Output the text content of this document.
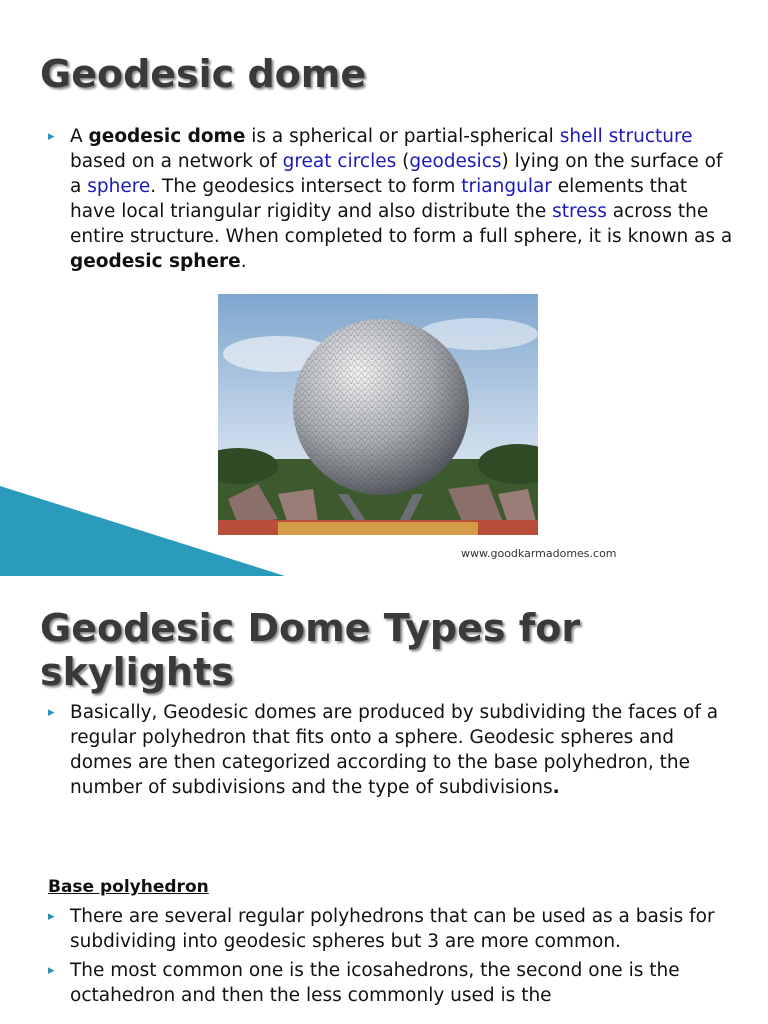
Geodesic dome
▸ A geodesic dome is a spherical or partial-spherical shell structure based on a network of great circles (geodesics) lying on the surface of a sphere. The geodesics intersect to form triangular elements that have local triangular rigidity and also distribute the stress across the entire structure. When completed to form a full sphere, it is known as a geodesic sphere.
www.goodkarmadomes.com
Geodesic Dome Types for skylights
▸ Basically, Geodesic domes are produced by subdividing the faces of a regular polyhedron that fits onto a sphere. Geodesic spheres and domes are then categorized according to the base polyhedron, the number of subdivisions and the type of subdivisions.
Base polyhedron
▸ There are several regular polyhedrons that can be used as a basis for subdividing into geodesic spheres but 3 are more common.
▸ The most common one is the icosahedrons, the second one is the octahedron and then the less commonly used is the
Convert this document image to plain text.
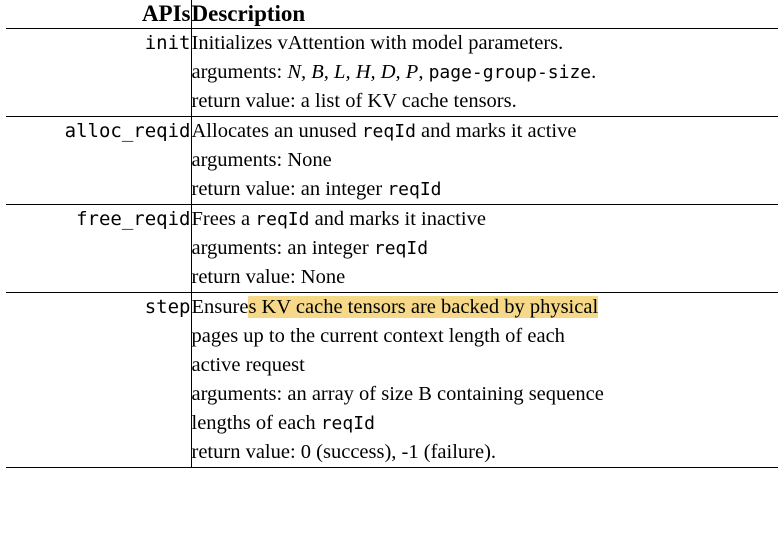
APIs	Description
init	Initializes vAttention with model parameters.
arguments: N, B, L, H, D, P, page-group-size.
return value: a list of KV cache tensors.

alloc_reqid	Allocates an unused reqId and marks it active
arguments: None
return value: an integer reqId

free_reqid	Frees a reqId and marks it inactive
arguments: an integer reqId
return value: None

step	Ensures KV cache tensors are backed by physical
pages up to the current context length of each
active request
arguments: an array of size B containing sequence
lengths of each reqId
return value: 0 (success), -1 (failure).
▬▬▬▬▬▬
- _To be done_:
State how many lines of the data include the word "then", with nothing else.

- _Exercise answer_:
2